Dataset items:
================================
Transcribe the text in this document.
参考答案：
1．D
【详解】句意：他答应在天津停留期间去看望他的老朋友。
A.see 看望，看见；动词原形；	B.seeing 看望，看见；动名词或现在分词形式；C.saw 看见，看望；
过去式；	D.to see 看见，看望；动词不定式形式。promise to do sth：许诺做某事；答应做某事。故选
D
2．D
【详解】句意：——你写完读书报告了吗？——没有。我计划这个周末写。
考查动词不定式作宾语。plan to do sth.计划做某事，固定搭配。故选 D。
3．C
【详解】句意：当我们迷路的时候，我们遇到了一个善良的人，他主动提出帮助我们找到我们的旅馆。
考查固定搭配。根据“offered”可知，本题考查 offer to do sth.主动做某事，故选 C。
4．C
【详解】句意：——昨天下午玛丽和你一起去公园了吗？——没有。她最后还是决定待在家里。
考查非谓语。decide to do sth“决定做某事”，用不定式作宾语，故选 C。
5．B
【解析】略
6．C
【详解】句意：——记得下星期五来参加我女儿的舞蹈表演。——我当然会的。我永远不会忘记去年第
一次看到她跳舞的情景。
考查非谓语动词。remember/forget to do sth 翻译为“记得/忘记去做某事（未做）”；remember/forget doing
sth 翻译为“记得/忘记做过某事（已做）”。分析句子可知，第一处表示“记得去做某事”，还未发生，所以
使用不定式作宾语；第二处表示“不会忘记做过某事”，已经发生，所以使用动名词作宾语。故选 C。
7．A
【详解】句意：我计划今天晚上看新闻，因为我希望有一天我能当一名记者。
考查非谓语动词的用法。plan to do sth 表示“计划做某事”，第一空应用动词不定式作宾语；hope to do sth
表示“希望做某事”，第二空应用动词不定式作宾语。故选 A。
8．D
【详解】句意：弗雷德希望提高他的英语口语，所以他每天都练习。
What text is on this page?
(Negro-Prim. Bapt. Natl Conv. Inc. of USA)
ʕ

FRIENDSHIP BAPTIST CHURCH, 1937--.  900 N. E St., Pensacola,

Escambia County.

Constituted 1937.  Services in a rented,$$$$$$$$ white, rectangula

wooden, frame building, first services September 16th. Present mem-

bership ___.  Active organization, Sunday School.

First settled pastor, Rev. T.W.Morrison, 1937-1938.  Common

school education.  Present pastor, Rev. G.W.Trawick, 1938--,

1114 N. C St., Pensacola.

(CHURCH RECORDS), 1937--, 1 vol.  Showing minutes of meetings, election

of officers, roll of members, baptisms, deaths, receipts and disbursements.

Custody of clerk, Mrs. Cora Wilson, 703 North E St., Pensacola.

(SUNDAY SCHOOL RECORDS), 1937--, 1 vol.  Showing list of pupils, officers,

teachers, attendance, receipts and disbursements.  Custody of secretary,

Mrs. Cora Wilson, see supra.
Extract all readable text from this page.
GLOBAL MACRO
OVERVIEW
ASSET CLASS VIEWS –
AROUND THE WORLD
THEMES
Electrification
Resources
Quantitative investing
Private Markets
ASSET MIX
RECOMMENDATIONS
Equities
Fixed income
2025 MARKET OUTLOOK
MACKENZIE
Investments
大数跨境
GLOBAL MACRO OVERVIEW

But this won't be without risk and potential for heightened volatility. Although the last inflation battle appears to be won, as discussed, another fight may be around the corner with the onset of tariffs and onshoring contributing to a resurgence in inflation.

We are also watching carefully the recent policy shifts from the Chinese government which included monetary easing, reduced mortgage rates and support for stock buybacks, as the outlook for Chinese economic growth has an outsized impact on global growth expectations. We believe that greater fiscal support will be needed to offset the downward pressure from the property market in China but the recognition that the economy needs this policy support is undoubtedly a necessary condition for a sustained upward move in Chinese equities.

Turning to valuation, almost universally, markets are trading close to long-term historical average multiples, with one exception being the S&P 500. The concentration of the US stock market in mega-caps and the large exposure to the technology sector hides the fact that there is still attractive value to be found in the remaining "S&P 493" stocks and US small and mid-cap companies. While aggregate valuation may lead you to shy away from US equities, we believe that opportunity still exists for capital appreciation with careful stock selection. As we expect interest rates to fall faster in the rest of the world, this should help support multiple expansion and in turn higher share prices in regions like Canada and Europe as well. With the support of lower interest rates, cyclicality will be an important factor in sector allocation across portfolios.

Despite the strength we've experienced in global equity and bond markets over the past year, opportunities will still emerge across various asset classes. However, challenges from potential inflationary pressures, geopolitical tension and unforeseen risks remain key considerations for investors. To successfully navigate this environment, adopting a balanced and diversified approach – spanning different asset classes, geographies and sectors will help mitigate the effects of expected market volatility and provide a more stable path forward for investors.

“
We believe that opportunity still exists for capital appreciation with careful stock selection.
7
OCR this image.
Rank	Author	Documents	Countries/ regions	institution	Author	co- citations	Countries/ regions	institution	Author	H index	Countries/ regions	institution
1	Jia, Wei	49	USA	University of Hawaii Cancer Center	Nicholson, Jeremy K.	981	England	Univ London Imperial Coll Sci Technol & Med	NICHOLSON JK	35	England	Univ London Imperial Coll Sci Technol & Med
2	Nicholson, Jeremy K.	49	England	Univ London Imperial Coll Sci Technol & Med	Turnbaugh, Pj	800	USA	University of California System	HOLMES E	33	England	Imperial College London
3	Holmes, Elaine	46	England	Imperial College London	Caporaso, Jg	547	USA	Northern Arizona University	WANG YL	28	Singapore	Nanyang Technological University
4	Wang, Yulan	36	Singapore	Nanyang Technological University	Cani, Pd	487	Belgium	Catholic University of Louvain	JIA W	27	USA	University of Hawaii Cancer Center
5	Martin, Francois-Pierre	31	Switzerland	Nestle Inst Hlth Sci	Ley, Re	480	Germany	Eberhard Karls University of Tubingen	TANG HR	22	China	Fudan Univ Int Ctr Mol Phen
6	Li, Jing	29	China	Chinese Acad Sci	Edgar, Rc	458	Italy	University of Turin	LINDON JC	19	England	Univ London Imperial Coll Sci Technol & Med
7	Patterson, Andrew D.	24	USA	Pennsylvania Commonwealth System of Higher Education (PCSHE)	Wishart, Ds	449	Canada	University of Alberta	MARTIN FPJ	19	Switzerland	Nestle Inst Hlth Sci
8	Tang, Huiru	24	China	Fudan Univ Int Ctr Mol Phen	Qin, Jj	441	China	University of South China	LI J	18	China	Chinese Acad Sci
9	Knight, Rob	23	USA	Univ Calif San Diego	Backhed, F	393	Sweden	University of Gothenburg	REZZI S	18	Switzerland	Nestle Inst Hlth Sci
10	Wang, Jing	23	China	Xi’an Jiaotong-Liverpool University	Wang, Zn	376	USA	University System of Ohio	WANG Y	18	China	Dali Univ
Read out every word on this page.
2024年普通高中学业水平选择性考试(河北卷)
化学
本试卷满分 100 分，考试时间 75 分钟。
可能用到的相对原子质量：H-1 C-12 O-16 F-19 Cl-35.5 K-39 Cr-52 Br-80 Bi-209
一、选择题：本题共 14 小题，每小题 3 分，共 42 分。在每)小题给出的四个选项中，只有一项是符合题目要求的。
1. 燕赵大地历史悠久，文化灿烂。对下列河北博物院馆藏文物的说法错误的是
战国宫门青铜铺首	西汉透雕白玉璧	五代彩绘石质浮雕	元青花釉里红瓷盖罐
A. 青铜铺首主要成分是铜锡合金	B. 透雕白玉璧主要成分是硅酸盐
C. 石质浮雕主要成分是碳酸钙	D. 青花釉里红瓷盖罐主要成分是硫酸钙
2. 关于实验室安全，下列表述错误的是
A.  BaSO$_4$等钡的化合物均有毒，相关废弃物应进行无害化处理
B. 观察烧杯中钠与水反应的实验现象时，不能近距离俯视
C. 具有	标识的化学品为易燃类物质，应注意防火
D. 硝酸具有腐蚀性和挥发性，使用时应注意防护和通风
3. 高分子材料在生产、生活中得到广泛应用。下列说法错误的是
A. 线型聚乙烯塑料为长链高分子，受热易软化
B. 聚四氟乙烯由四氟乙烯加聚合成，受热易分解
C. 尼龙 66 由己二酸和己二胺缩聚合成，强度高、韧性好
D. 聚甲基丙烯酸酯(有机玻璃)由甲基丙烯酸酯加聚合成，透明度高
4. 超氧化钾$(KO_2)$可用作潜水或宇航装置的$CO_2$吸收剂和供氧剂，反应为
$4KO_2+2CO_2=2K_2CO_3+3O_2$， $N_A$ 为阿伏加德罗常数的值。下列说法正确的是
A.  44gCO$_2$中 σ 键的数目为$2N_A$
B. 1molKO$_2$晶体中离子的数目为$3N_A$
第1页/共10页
================================
__TASK DIRECTIONS__
Copy each line above that contains the string "officers".

__THE RESPONSE__
of officers, roll of members, baptisms, deaths, receipts and disbursements.
(SUNDAY SCHOOL RECORDS), 1937--, 1 vol.  Showing list of pupils, officers,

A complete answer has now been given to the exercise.